--- START OF Records supplied ---

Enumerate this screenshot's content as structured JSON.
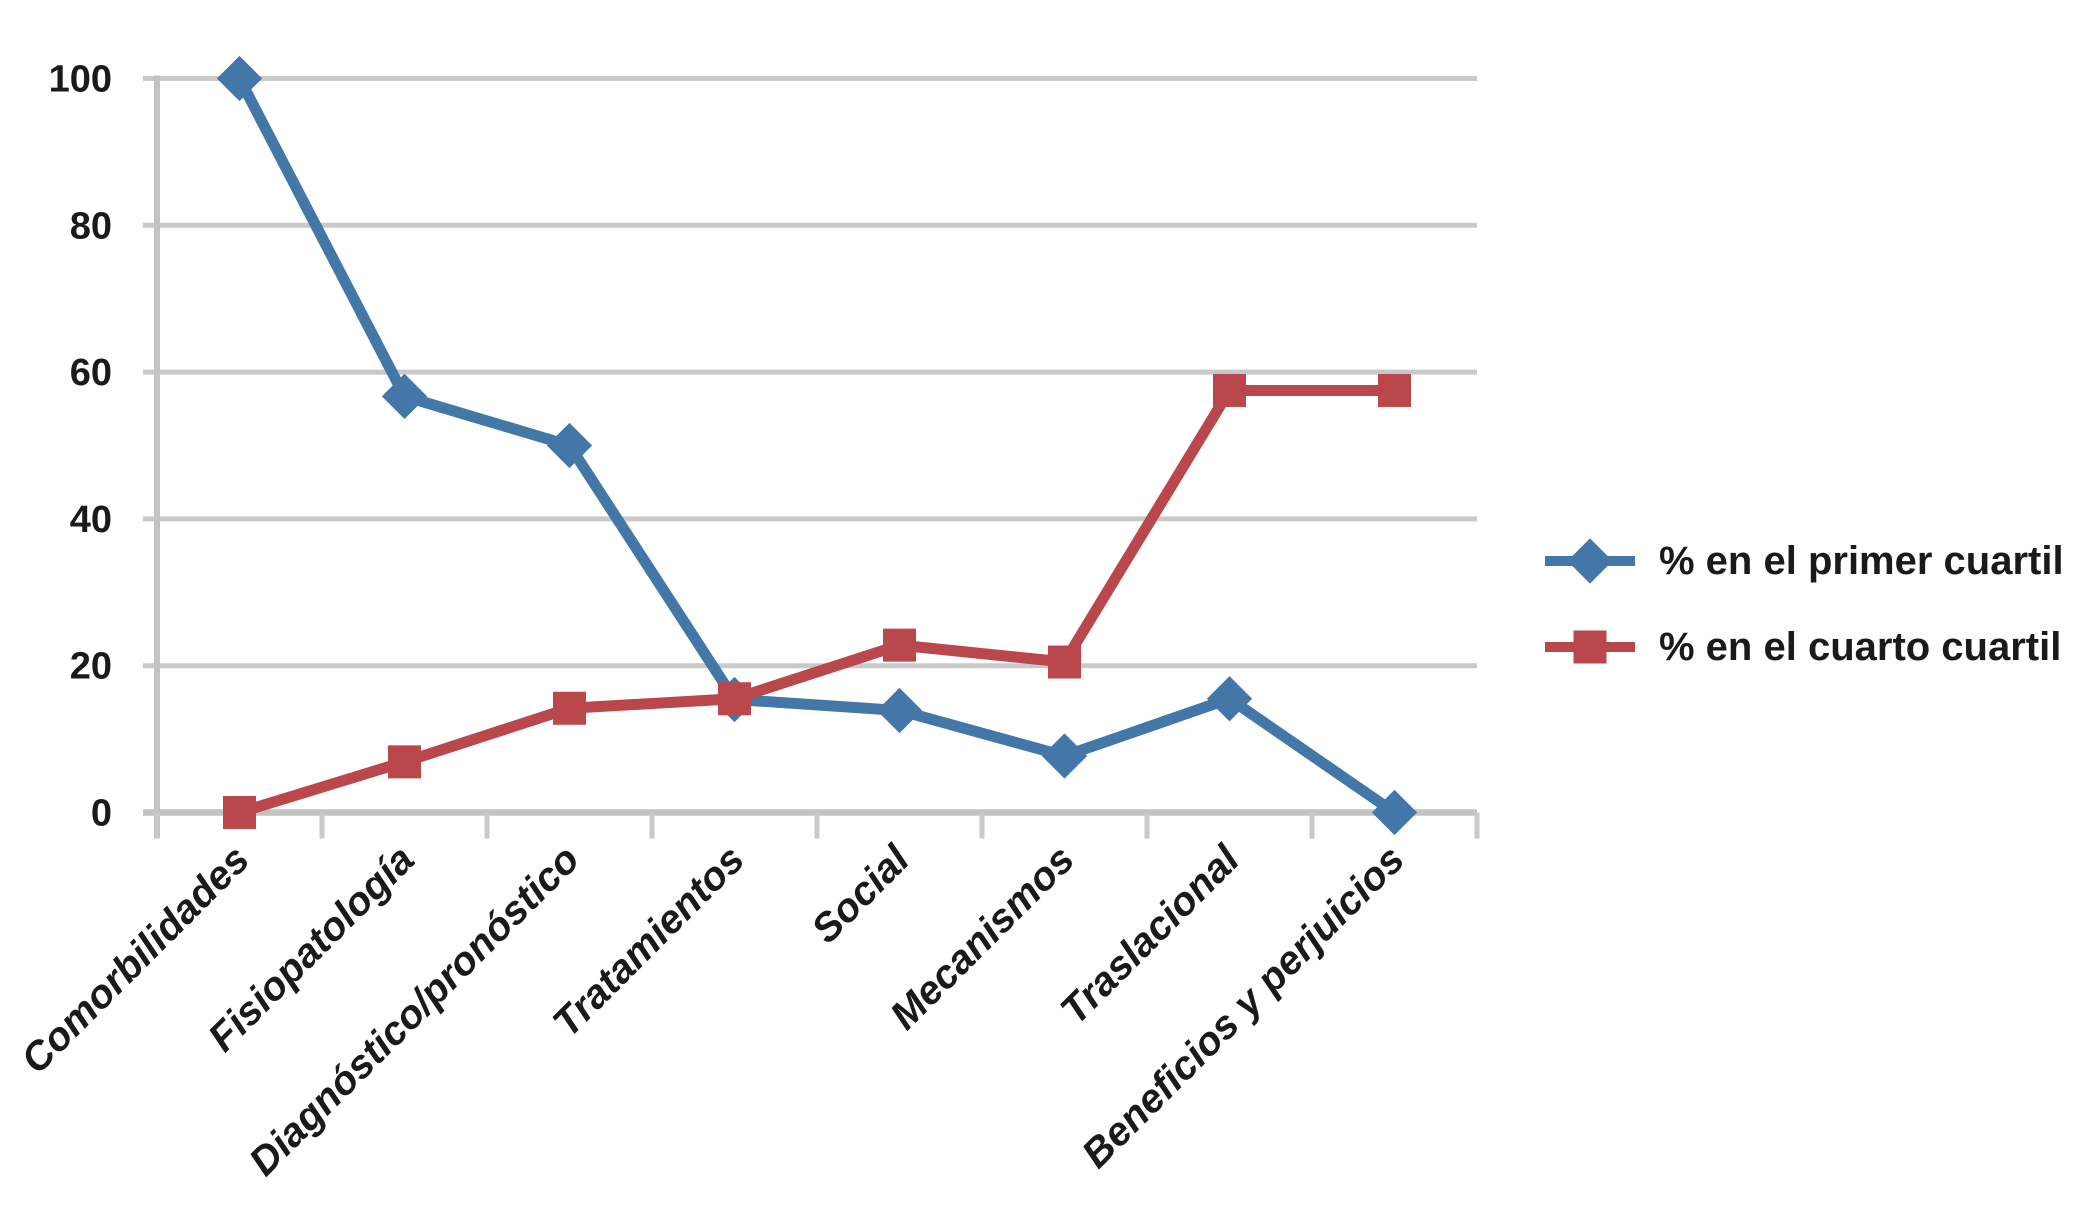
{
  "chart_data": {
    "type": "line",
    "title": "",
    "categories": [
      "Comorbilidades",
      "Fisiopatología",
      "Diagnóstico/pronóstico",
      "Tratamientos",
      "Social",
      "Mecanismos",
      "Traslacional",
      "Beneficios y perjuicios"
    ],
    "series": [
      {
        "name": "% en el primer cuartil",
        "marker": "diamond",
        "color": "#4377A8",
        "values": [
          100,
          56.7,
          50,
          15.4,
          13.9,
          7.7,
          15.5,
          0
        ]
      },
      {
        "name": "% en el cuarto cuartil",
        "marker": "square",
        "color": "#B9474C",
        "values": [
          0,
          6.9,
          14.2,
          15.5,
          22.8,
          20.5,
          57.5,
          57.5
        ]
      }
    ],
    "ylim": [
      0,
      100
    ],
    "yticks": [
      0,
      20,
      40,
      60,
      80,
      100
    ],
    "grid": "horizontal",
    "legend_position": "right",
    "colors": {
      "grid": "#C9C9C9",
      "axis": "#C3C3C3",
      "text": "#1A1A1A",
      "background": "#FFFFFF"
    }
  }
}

--- END OF Records supplied ---

Requirements: How many lines of these entries contain "name"? Answer with the number and nothing else.

The output: 2